* Begin Data provided *

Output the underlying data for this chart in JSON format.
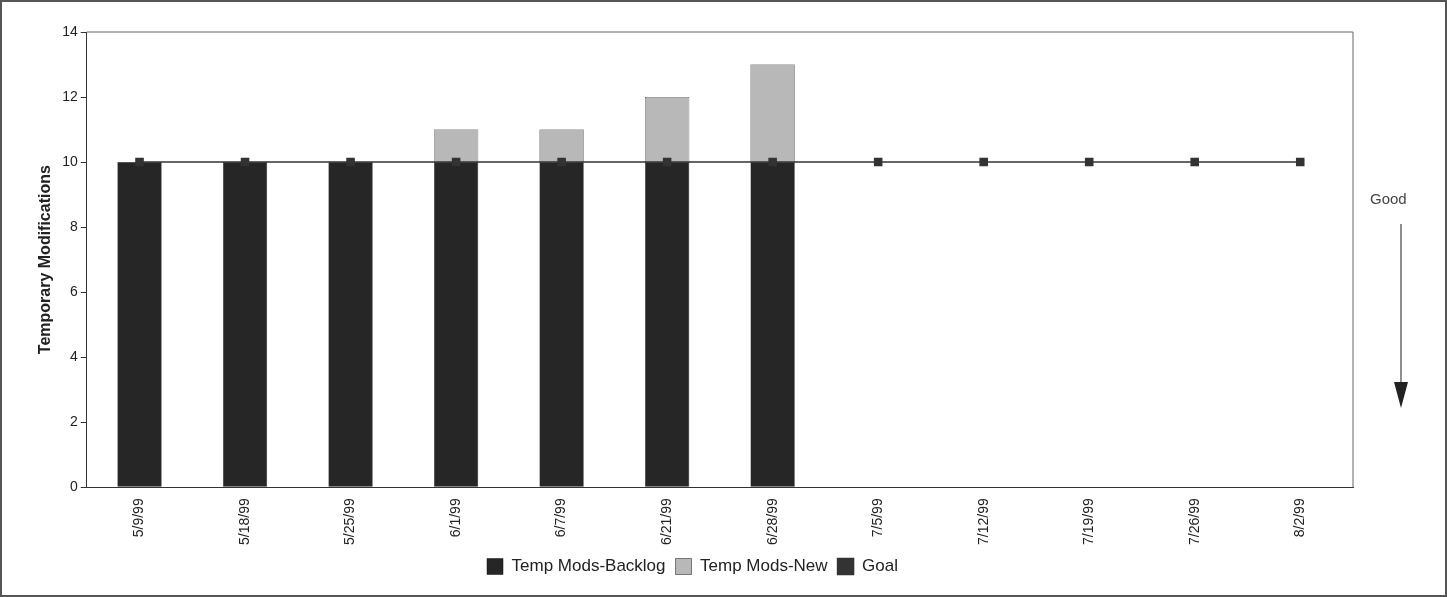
{
  "chart_data": {
    "type": "bar",
    "stacked": true,
    "ylabel": "Temporary Modifications",
    "categories": [
      "5/9/99",
      "5/18/99",
      "5/25/99",
      "6/1/99",
      "6/7/99",
      "6/21/99",
      "6/28/99",
      "7/5/99",
      "7/12/99",
      "7/19/99",
      "7/26/99",
      "8/2/99"
    ],
    "series": [
      {
        "name": "Temp Mods-Backlog",
        "color": "#262626",
        "values": [
          10,
          10,
          10,
          10,
          10,
          10,
          10,
          null,
          null,
          null,
          null,
          null
        ]
      },
      {
        "name": "Temp Mods-New",
        "color": "#b8b8b8",
        "values": [
          null,
          null,
          null,
          1,
          1,
          2,
          3,
          null,
          null,
          null,
          null,
          null
        ]
      },
      {
        "name": "Goal",
        "type": "line",
        "color": "#333333",
        "marker": "square",
        "values": [
          10,
          10,
          10,
          10,
          10,
          10,
          10,
          10,
          10,
          10,
          10,
          10
        ]
      }
    ],
    "ylim": [
      0,
      14
    ],
    "yticks": [
      0,
      2,
      4,
      6,
      8,
      10,
      12,
      14
    ],
    "grid": false,
    "legend": "bottom",
    "annotations": [
      "Good"
    ]
  }
}
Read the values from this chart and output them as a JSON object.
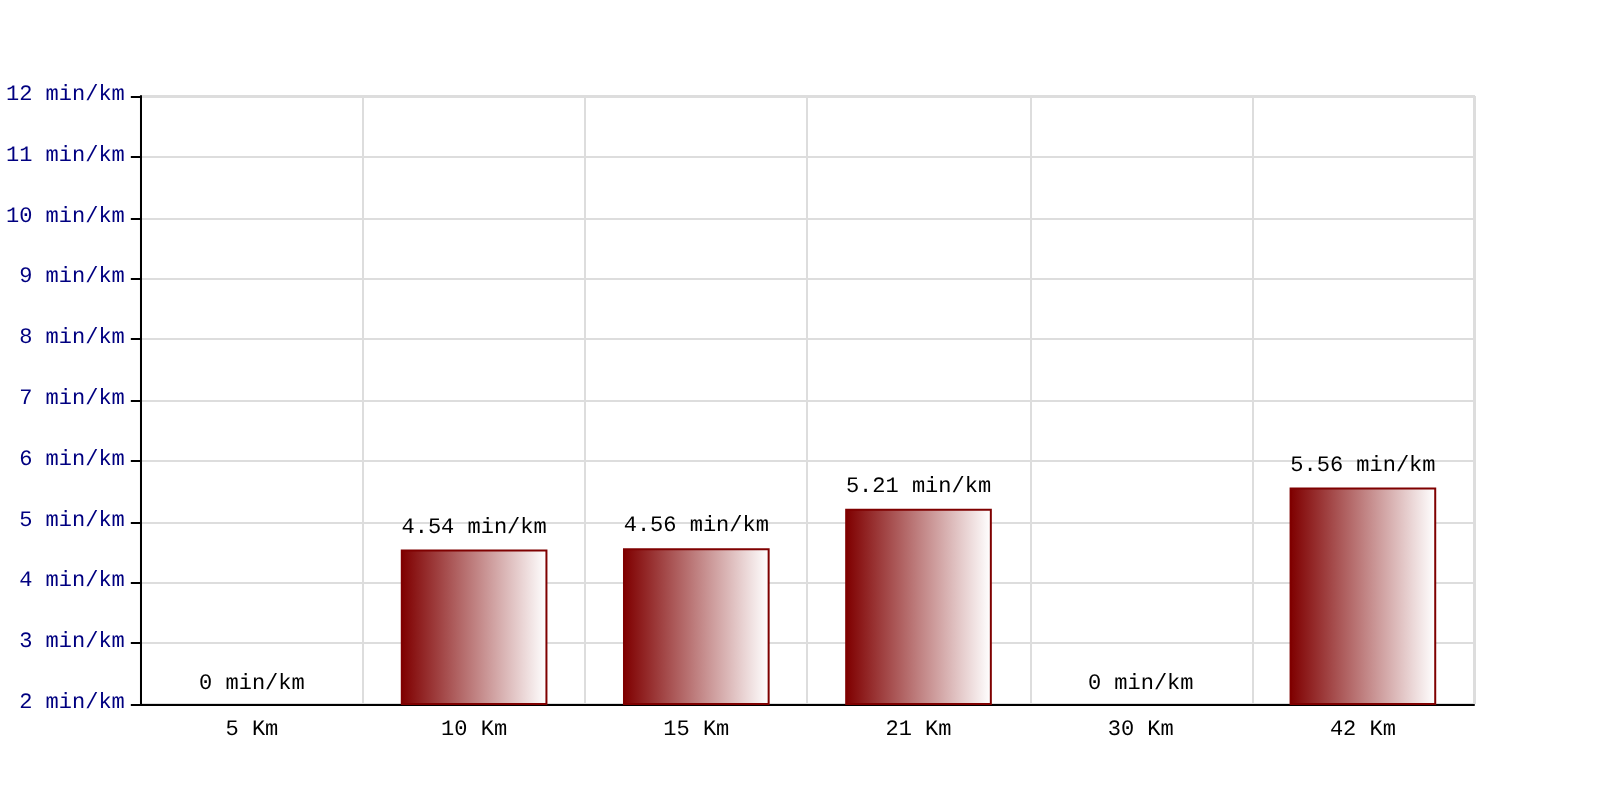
{
  "chart_data": {
    "type": "bar",
    "categories": [
      "5 Km",
      "10 Km",
      "15 Km",
      "21 Km",
      "30 Km",
      "42 Km"
    ],
    "values": [
      null,
      4.54,
      4.56,
      5.21,
      null,
      5.56
    ],
    "value_labels": [
      "0 min/km",
      "4.54 min/km",
      "4.56 min/km",
      "5.21 min/km",
      "0 min/km",
      "5.56 min/km"
    ],
    "color": "#7f0000",
    "ylim": [
      2,
      12
    ],
    "yticks": [
      {
        "value": 2,
        "label": "2 min/km"
      },
      {
        "value": 3,
        "label": "3 min/km"
      },
      {
        "value": 4,
        "label": "4 min/km"
      },
      {
        "value": 5,
        "label": "5 min/km"
      },
      {
        "value": 6,
        "label": "6 min/km"
      },
      {
        "value": 7,
        "label": "7 min/km"
      },
      {
        "value": 8,
        "label": "8 min/km"
      },
      {
        "value": 9,
        "label": "9 min/km"
      },
      {
        "value": 10,
        "label": "10 min/km"
      },
      {
        "value": 11,
        "label": "11 min/km"
      },
      {
        "value": 12,
        "label": "12 min/km"
      }
    ],
    "grid": true
  }
}
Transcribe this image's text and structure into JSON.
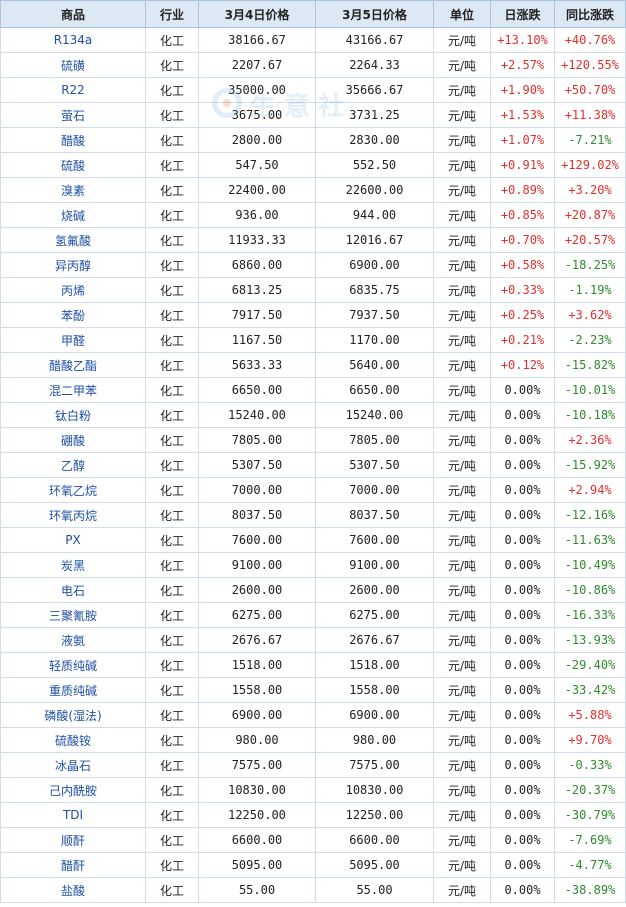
{
  "columns": [
    "商品",
    "行业",
    "3月4日价格",
    "3月5日价格",
    "单位",
    "日涨跌",
    "同比涨跌"
  ],
  "colors": {
    "header_bg": "#dde8f5",
    "border": "#cfdced",
    "name_link": "#1f4fa6",
    "up": "#e0302e",
    "down": "#2e8b2e",
    "flat": "#222222"
  },
  "watermark": {
    "text": "生意社",
    "icon": "shengyishe-logo-icon"
  },
  "rows": [
    {
      "name": "R134a",
      "industry": "化工",
      "price_prev": "38166.67",
      "price_curr": "43166.67",
      "unit": "元/吨",
      "daily_change": "+13.10%",
      "yoy_change": "+40.76%"
    },
    {
      "name": "硫磺",
      "industry": "化工",
      "price_prev": "2207.67",
      "price_curr": "2264.33",
      "unit": "元/吨",
      "daily_change": "+2.57%",
      "yoy_change": "+120.55%"
    },
    {
      "name": "R22",
      "industry": "化工",
      "price_prev": "35000.00",
      "price_curr": "35666.67",
      "unit": "元/吨",
      "daily_change": "+1.90%",
      "yoy_change": "+50.70%"
    },
    {
      "name": "萤石",
      "industry": "化工",
      "price_prev": "3675.00",
      "price_curr": "3731.25",
      "unit": "元/吨",
      "daily_change": "+1.53%",
      "yoy_change": "+11.38%"
    },
    {
      "name": "醋酸",
      "industry": "化工",
      "price_prev": "2800.00",
      "price_curr": "2830.00",
      "unit": "元/吨",
      "daily_change": "+1.07%",
      "yoy_change": "-7.21%"
    },
    {
      "name": "硫酸",
      "industry": "化工",
      "price_prev": "547.50",
      "price_curr": "552.50",
      "unit": "元/吨",
      "daily_change": "+0.91%",
      "yoy_change": "+129.02%"
    },
    {
      "name": "溴素",
      "industry": "化工",
      "price_prev": "22400.00",
      "price_curr": "22600.00",
      "unit": "元/吨",
      "daily_change": "+0.89%",
      "yoy_change": "+3.20%"
    },
    {
      "name": "烧碱",
      "industry": "化工",
      "price_prev": "936.00",
      "price_curr": "944.00",
      "unit": "元/吨",
      "daily_change": "+0.85%",
      "yoy_change": "+20.87%"
    },
    {
      "name": "氢氟酸",
      "industry": "化工",
      "price_prev": "11933.33",
      "price_curr": "12016.67",
      "unit": "元/吨",
      "daily_change": "+0.70%",
      "yoy_change": "+20.57%"
    },
    {
      "name": "异丙醇",
      "industry": "化工",
      "price_prev": "6860.00",
      "price_curr": "6900.00",
      "unit": "元/吨",
      "daily_change": "+0.58%",
      "yoy_change": "-18.25%"
    },
    {
      "name": "丙烯",
      "industry": "化工",
      "price_prev": "6813.25",
      "price_curr": "6835.75",
      "unit": "元/吨",
      "daily_change": "+0.33%",
      "yoy_change": "-1.19%"
    },
    {
      "name": "苯酚",
      "industry": "化工",
      "price_prev": "7917.50",
      "price_curr": "7937.50",
      "unit": "元/吨",
      "daily_change": "+0.25%",
      "yoy_change": "+3.62%"
    },
    {
      "name": "甲醛",
      "industry": "化工",
      "price_prev": "1167.50",
      "price_curr": "1170.00",
      "unit": "元/吨",
      "daily_change": "+0.21%",
      "yoy_change": "-2.23%"
    },
    {
      "name": "醋酸乙酯",
      "industry": "化工",
      "price_prev": "5633.33",
      "price_curr": "5640.00",
      "unit": "元/吨",
      "daily_change": "+0.12%",
      "yoy_change": "-15.82%"
    },
    {
      "name": "混二甲苯",
      "industry": "化工",
      "price_prev": "6650.00",
      "price_curr": "6650.00",
      "unit": "元/吨",
      "daily_change": "0.00%",
      "yoy_change": "-10.01%"
    },
    {
      "name": "钛白粉",
      "industry": "化工",
      "price_prev": "15240.00",
      "price_curr": "15240.00",
      "unit": "元/吨",
      "daily_change": "0.00%",
      "yoy_change": "-10.18%"
    },
    {
      "name": "硼酸",
      "industry": "化工",
      "price_prev": "7805.00",
      "price_curr": "7805.00",
      "unit": "元/吨",
      "daily_change": "0.00%",
      "yoy_change": "+2.36%"
    },
    {
      "name": "乙醇",
      "industry": "化工",
      "price_prev": "5307.50",
      "price_curr": "5307.50",
      "unit": "元/吨",
      "daily_change": "0.00%",
      "yoy_change": "-15.92%"
    },
    {
      "name": "环氧乙烷",
      "industry": "化工",
      "price_prev": "7000.00",
      "price_curr": "7000.00",
      "unit": "元/吨",
      "daily_change": "0.00%",
      "yoy_change": "+2.94%"
    },
    {
      "name": "环氧丙烷",
      "industry": "化工",
      "price_prev": "8037.50",
      "price_curr": "8037.50",
      "unit": "元/吨",
      "daily_change": "0.00%",
      "yoy_change": "-12.16%"
    },
    {
      "name": "PX",
      "industry": "化工",
      "price_prev": "7600.00",
      "price_curr": "7600.00",
      "unit": "元/吨",
      "daily_change": "0.00%",
      "yoy_change": "-11.63%"
    },
    {
      "name": "炭黑",
      "industry": "化工",
      "price_prev": "9100.00",
      "price_curr": "9100.00",
      "unit": "元/吨",
      "daily_change": "0.00%",
      "yoy_change": "-10.49%"
    },
    {
      "name": "电石",
      "industry": "化工",
      "price_prev": "2600.00",
      "price_curr": "2600.00",
      "unit": "元/吨",
      "daily_change": "0.00%",
      "yoy_change": "-10.86%"
    },
    {
      "name": "三聚氰胺",
      "industry": "化工",
      "price_prev": "6275.00",
      "price_curr": "6275.00",
      "unit": "元/吨",
      "daily_change": "0.00%",
      "yoy_change": "-16.33%"
    },
    {
      "name": "液氨",
      "industry": "化工",
      "price_prev": "2676.67",
      "price_curr": "2676.67",
      "unit": "元/吨",
      "daily_change": "0.00%",
      "yoy_change": "-13.93%"
    },
    {
      "name": "轻质纯碱",
      "industry": "化工",
      "price_prev": "1518.00",
      "price_curr": "1518.00",
      "unit": "元/吨",
      "daily_change": "0.00%",
      "yoy_change": "-29.40%"
    },
    {
      "name": "重质纯碱",
      "industry": "化工",
      "price_prev": "1558.00",
      "price_curr": "1558.00",
      "unit": "元/吨",
      "daily_change": "0.00%",
      "yoy_change": "-33.42%"
    },
    {
      "name": "磷酸(湿法)",
      "industry": "化工",
      "price_prev": "6900.00",
      "price_curr": "6900.00",
      "unit": "元/吨",
      "daily_change": "0.00%",
      "yoy_change": "+5.88%"
    },
    {
      "name": "硫酸铵",
      "industry": "化工",
      "price_prev": "980.00",
      "price_curr": "980.00",
      "unit": "元/吨",
      "daily_change": "0.00%",
      "yoy_change": "+9.70%"
    },
    {
      "name": "冰晶石",
      "industry": "化工",
      "price_prev": "7575.00",
      "price_curr": "7575.00",
      "unit": "元/吨",
      "daily_change": "0.00%",
      "yoy_change": "-0.33%"
    },
    {
      "name": "己内酰胺",
      "industry": "化工",
      "price_prev": "10830.00",
      "price_curr": "10830.00",
      "unit": "元/吨",
      "daily_change": "0.00%",
      "yoy_change": "-20.37%"
    },
    {
      "name": "TDI",
      "industry": "化工",
      "price_prev": "12250.00",
      "price_curr": "12250.00",
      "unit": "元/吨",
      "daily_change": "0.00%",
      "yoy_change": "-30.79%"
    },
    {
      "name": "顺酐",
      "industry": "化工",
      "price_prev": "6600.00",
      "price_curr": "6600.00",
      "unit": "元/吨",
      "daily_change": "0.00%",
      "yoy_change": "-7.69%"
    },
    {
      "name": "醋酐",
      "industry": "化工",
      "price_prev": "5095.00",
      "price_curr": "5095.00",
      "unit": "元/吨",
      "daily_change": "0.00%",
      "yoy_change": "-4.77%"
    },
    {
      "name": "盐酸",
      "industry": "化工",
      "price_prev": "55.00",
      "price_curr": "55.00",
      "unit": "元/吨",
      "daily_change": "0.00%",
      "yoy_change": "-38.89%"
    }
  ]
}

* End Data provided *

▸ **Problem details**
Within the data above, pick out all lines holding the word "this".

▸ **Written reply**
Output the underlying data for this chart in JSON format.
Read the values from this chart and output them as a JSON object.
Transcribe this image's text and structure into JSON.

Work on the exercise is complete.